Records from a collection
— start —

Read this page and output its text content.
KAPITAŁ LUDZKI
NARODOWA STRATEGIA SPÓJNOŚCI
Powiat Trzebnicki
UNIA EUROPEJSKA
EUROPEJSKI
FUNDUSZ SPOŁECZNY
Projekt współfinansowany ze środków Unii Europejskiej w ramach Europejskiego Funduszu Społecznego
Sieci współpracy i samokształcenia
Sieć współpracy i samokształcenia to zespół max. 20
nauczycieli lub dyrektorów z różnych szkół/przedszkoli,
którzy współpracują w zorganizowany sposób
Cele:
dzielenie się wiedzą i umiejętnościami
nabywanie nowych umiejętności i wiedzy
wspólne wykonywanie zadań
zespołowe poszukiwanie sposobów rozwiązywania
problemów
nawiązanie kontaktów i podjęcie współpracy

— end —

• _Written request_
Write out the whole listing again. Match it word for word.

• _Exercise result_
Read this page and output its text content.
KAPITAŁ LUDZKI
NARODOWA STRATEGIA SPÓJNOŚCI
Powiat Trzebnicki
UNIA EUROPEJSKA
EUROPEJSKI
FUNDUSZ SPOŁECZNY
Projekt współfinansowany ze środków Unii Europejskiej w ramach Europejskiego Funduszu Społecznego
Sieci współpracy i samokształcenia
Sieć współpracy i samokształcenia to zespół max. 20
nauczycieli lub dyrektorów z różnych szkół/przedszkoli,
którzy współpracują w zorganizowany sposób
Cele:
dzielenie się wiedzą i umiejętnościami
nabywanie nowych umiejętności i wiedzy
wspólne wykonywanie zadań
zespołowe poszukiwanie sposobów rozwiązywania
problemów
nawiązanie kontaktów i podjęcie współpracy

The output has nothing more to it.